EXERCISE – Return all lines from the listing below in which the string "about" occurs.

++++ AVAILABLE RECORDS ++++

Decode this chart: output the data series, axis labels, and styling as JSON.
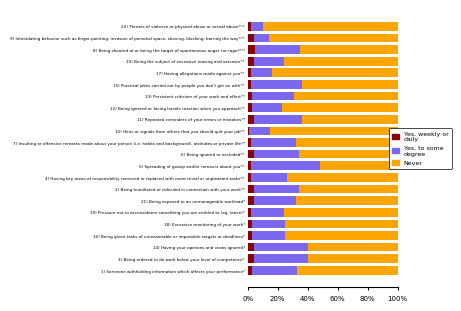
{
  "categories": [
    "22) Threats of violence or physical abuse or actual abuse***",
    "9) Intimidating behavior such as finger-pointing, invasion of personal space, shoving, blocking, barring the way***",
    "8) Being shouted at or being the target of spontaneous anger (or rage)***",
    "20) Being the subject of excessive teasing and sarcasm**",
    "17) Having allegations made against you**",
    "15) Practical jokes carried out by people you don't get on with**",
    "13) Persistent criticism of your work and effort**",
    "12) Being ignored or facing hostile reaction when you approach**",
    "11) Repeated reminders of your errors or mistakes**",
    "10) Hints or signals from others that you should quit your job**",
    "7) Insulting or offensive remarks made about your person (i.e. habits and background), attitudes or private life**",
    "6) Being ignored or excluded**",
    "5) Spreading of gossip and/or rumours about you**",
    "4) Having key areas of responsibility removed or replaced with more trivial or unpleasant tasks**",
    "2) Being humiliated or ridiculed in connection with your work**",
    "21) Being exposed to an unmanageable workload*",
    "19) Pressure not to acconsideem something you are entitled to (eg. leave)*",
    "18) Excessive monitoring of your work*",
    "16) Being given tasks of unreasonable or impossible targets or deadlines*",
    "14) Having your opinions and views ignored*",
    "3) Being ordered to do work below your level of competence*",
    "1) Someone withholding information which affects your performance*"
  ],
  "yes_weekly_daily": [
    2,
    4,
    5,
    4,
    2,
    2,
    3,
    3,
    4,
    1,
    2,
    4,
    2,
    2,
    4,
    4,
    2,
    3,
    3,
    4,
    4,
    3
  ],
  "yes_some_degree": [
    8,
    10,
    30,
    20,
    14,
    34,
    28,
    20,
    32,
    14,
    30,
    30,
    46,
    24,
    30,
    28,
    22,
    22,
    22,
    36,
    36,
    30
  ],
  "never": [
    90,
    86,
    65,
    76,
    84,
    64,
    69,
    77,
    64,
    85,
    68,
    66,
    52,
    74,
    66,
    68,
    76,
    75,
    75,
    60,
    60,
    67
  ],
  "colors": {
    "yes_weekly_daily": "#8B0000",
    "yes_some_degree": "#7B68EE",
    "never": "#FFA500"
  },
  "legend_labels": [
    "Yes, weekly or\ndaily",
    "Yes, to some\ndegree",
    "Never"
  ],
  "xlabel_ticks": [
    "0%",
    "20%",
    "40%",
    "60%",
    "80%",
    "100%"
  ],
  "xlabel_vals": [
    0,
    20,
    40,
    60,
    80,
    100
  ]
}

++++

SOLVED PROBLEM –
    "7) Insulting or offensive remarks made about your person (i.e. habits and background), attitudes or private life**",
    "5) Spreading of gossip and/or rumours about you**",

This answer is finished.